Strip the pictures and reproduce the rest of the listing exactly.

#### Data for the task

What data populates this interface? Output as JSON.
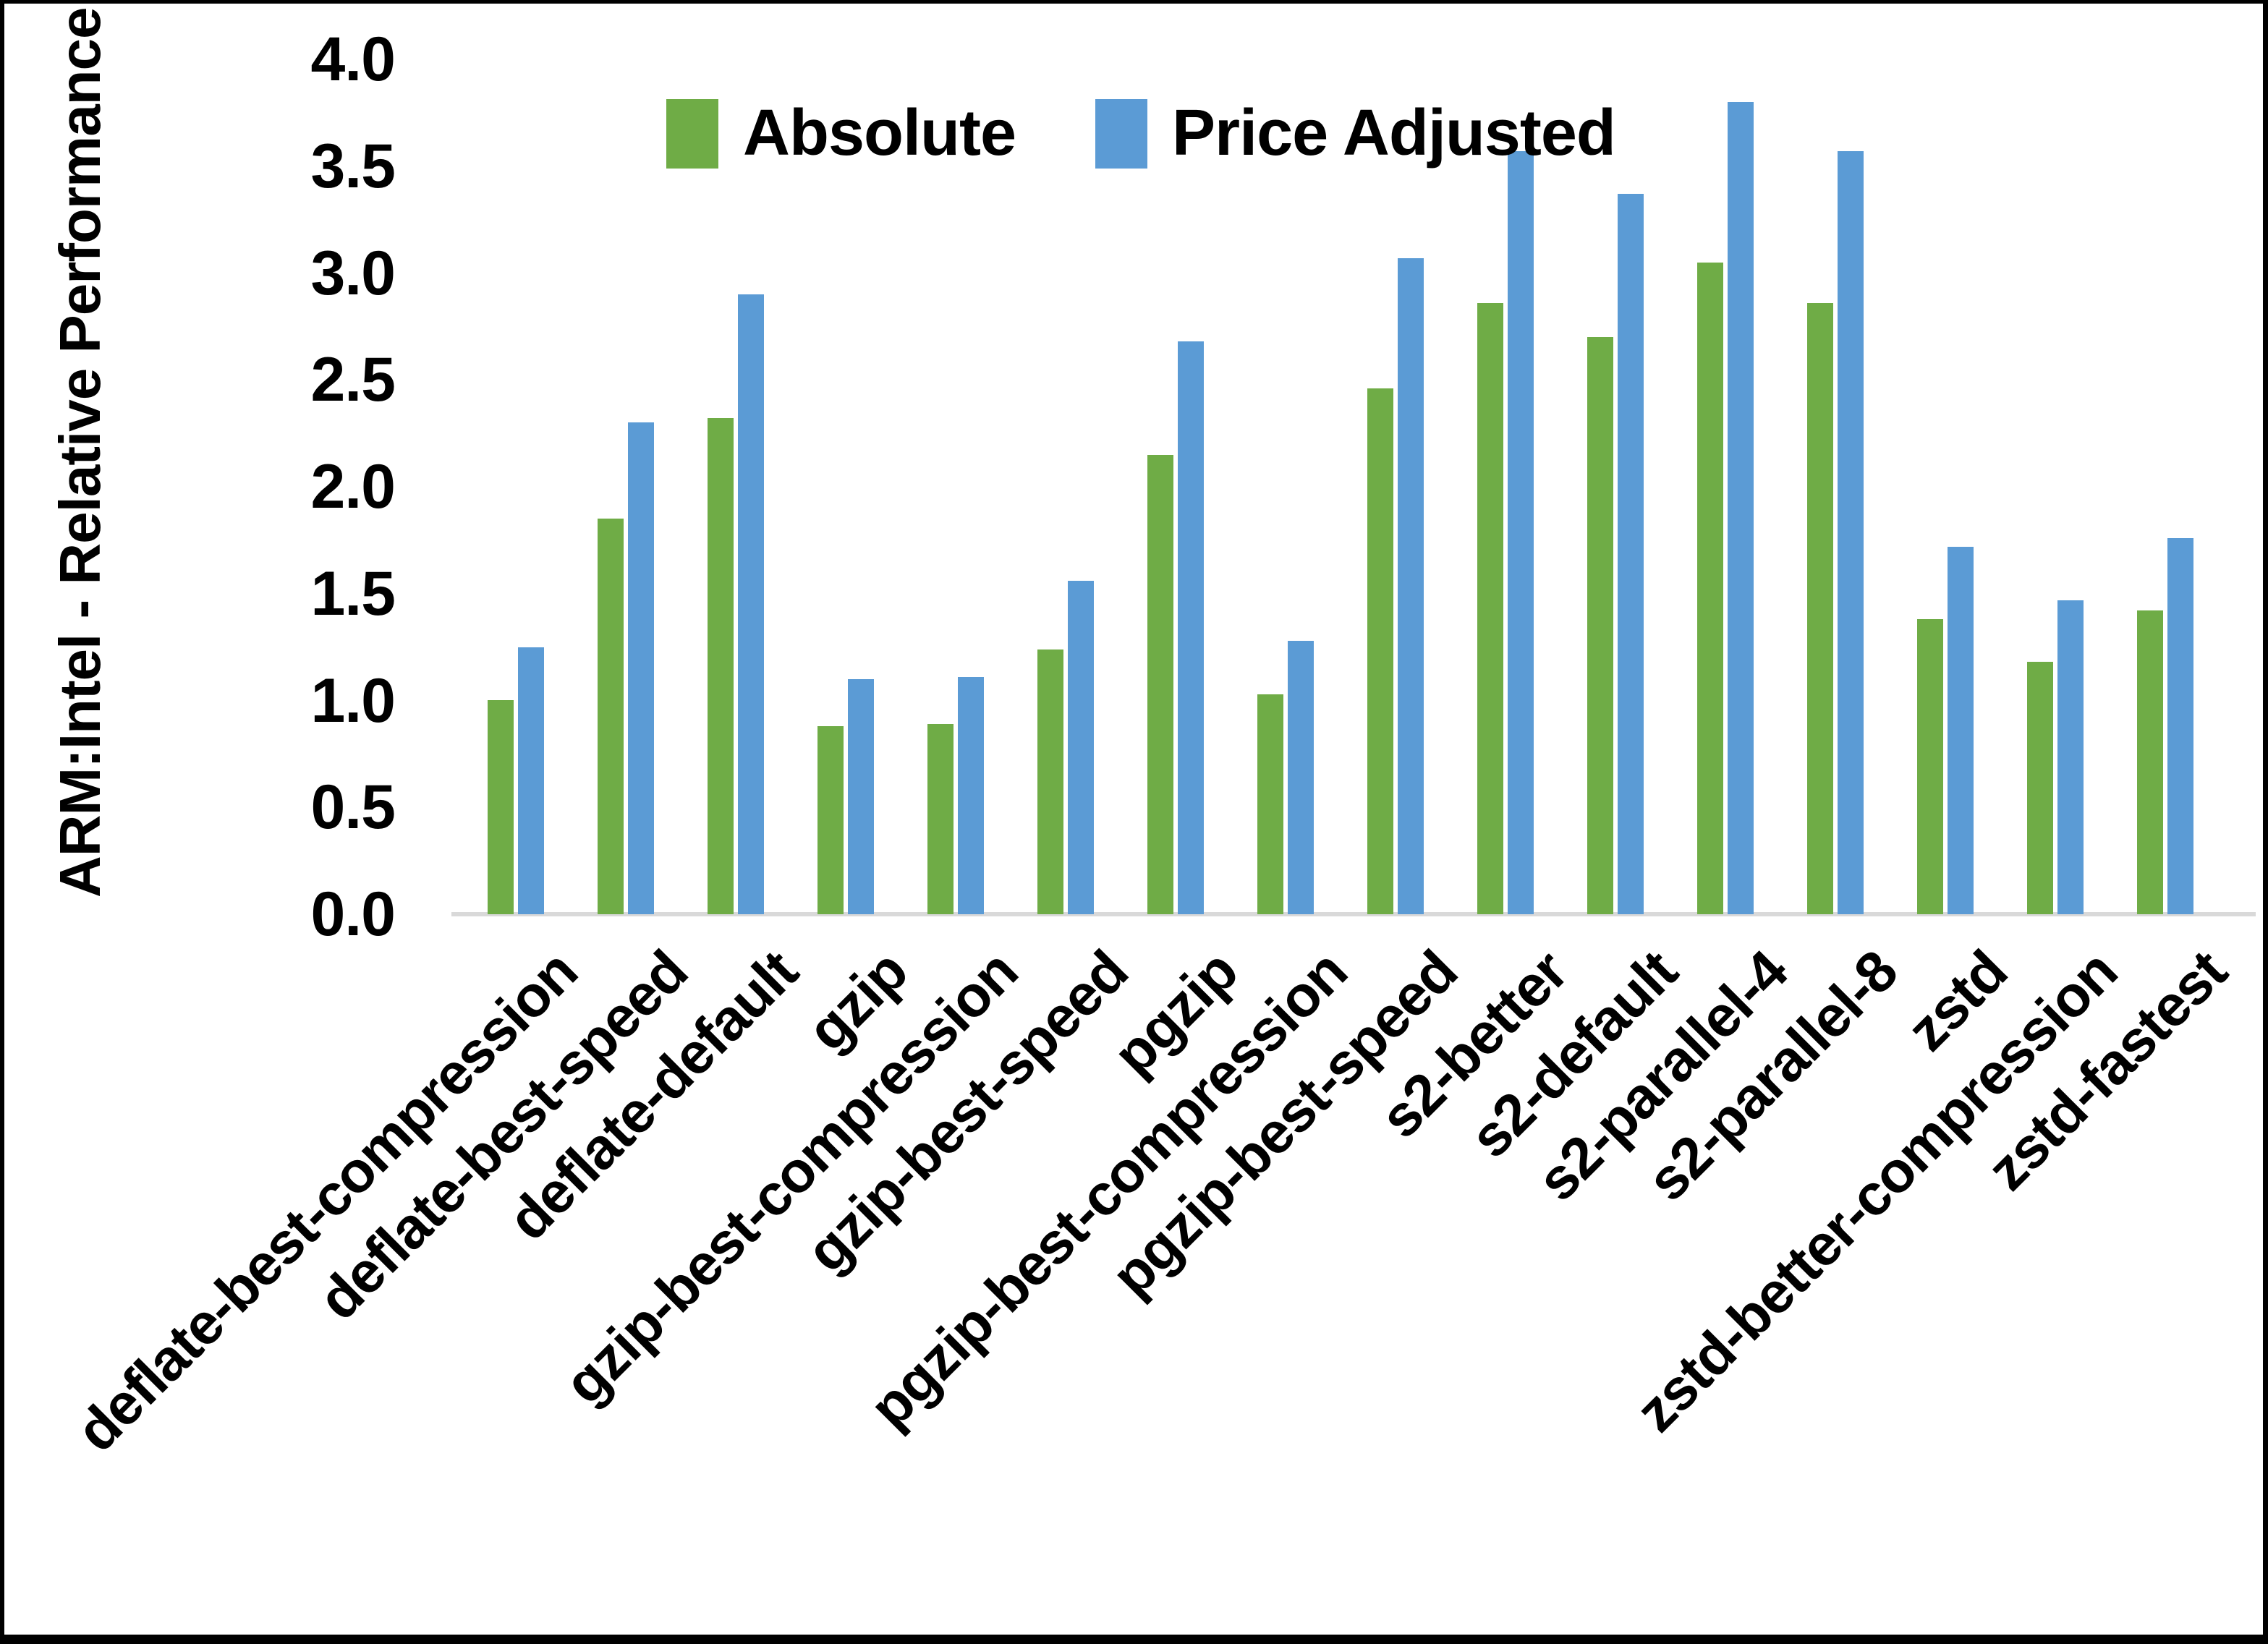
{
  "chart_data": {
    "type": "bar",
    "title": "",
    "xlabel": "",
    "ylabel": "ARM:Intel - Relative Performance",
    "ylim": [
      0.0,
      4.0
    ],
    "ytick_step": 0.5,
    "ytick_labels": [
      "0.0",
      "0.5",
      "1.0",
      "1.5",
      "2.0",
      "2.5",
      "3.0",
      "3.5",
      "4.0"
    ],
    "grid": false,
    "legend_position": "top-center",
    "axis_line_color": "#D9D9D9",
    "categories": [
      "deflate-best-compression",
      "deflate-best-speed",
      "deflate-default",
      "gzip",
      "gzip-best-compression",
      "gzip-best-speed",
      "pgzip",
      "pgzip-best-compression",
      "pgzip-best-speed",
      "s2-better",
      "s2-default",
      "s2-parallel-4",
      "s2-parallel-8",
      "zstd",
      "zstd-better-compression",
      "zstd-fastest"
    ],
    "series": [
      {
        "name": "Absolute",
        "color": "#6FAC46",
        "values": [
          1.0,
          1.85,
          2.32,
          0.88,
          0.89,
          1.24,
          2.15,
          1.03,
          2.46,
          2.86,
          2.7,
          3.05,
          2.86,
          1.38,
          1.18,
          1.42
        ]
      },
      {
        "name": "Price Adjusted",
        "color": "#5B9BD5",
        "values": [
          1.25,
          2.3,
          2.9,
          1.1,
          1.11,
          1.56,
          2.68,
          1.28,
          3.07,
          3.57,
          3.37,
          3.8,
          3.57,
          1.72,
          1.47,
          1.76
        ]
      }
    ]
  }
}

########

> **Written solution**
What data populates this interface? Output as JSON.
{
  "chart_data": {
    "type": "bar",
    "title": "",
    "xlabel": "",
    "ylabel": "ARM:Intel - Relative Performance",
    "ylim": [
      0.0,
      4.0
    ],
    "ytick_step": 0.5,
    "ytick_labels": [
      "0.0",
      "0.5",
      "1.0",
      "1.5",
      "2.0",
      "2.5",
      "3.0",
      "3.5",
      "4.0"
    ],
    "grid": false,
    "legend_position": "top-center",
    "axis_line_color": "#D9D9D9",
    "categories": [
      "deflate-best-compression",
      "deflate-best-speed",
      "deflate-default",
      "gzip",
      "gzip-best-compression",
      "gzip-best-speed",
      "pgzip",
      "pgzip-best-compression",
      "pgzip-best-speed",
      "s2-better",
      "s2-default",
      "s2-parallel-4",
      "s2-parallel-8",
      "zstd",
      "zstd-better-compression",
      "zstd-fastest"
    ],
    "series": [
      {
        "name": "Absolute",
        "color": "#6FAC46",
        "values": [
          1.0,
          1.85,
          2.32,
          0.88,
          0.89,
          1.24,
          2.15,
          1.03,
          2.46,
          2.86,
          2.7,
          3.05,
          2.86,
          1.38,
          1.18,
          1.42
        ]
      },
      {
        "name": "Price Adjusted",
        "color": "#5B9BD5",
        "values": [
          1.25,
          2.3,
          2.9,
          1.1,
          1.11,
          1.56,
          2.68,
          1.28,
          3.07,
          3.57,
          3.37,
          3.8,
          3.57,
          1.72,
          1.47,
          1.76
        ]
      }
    ]
  }
}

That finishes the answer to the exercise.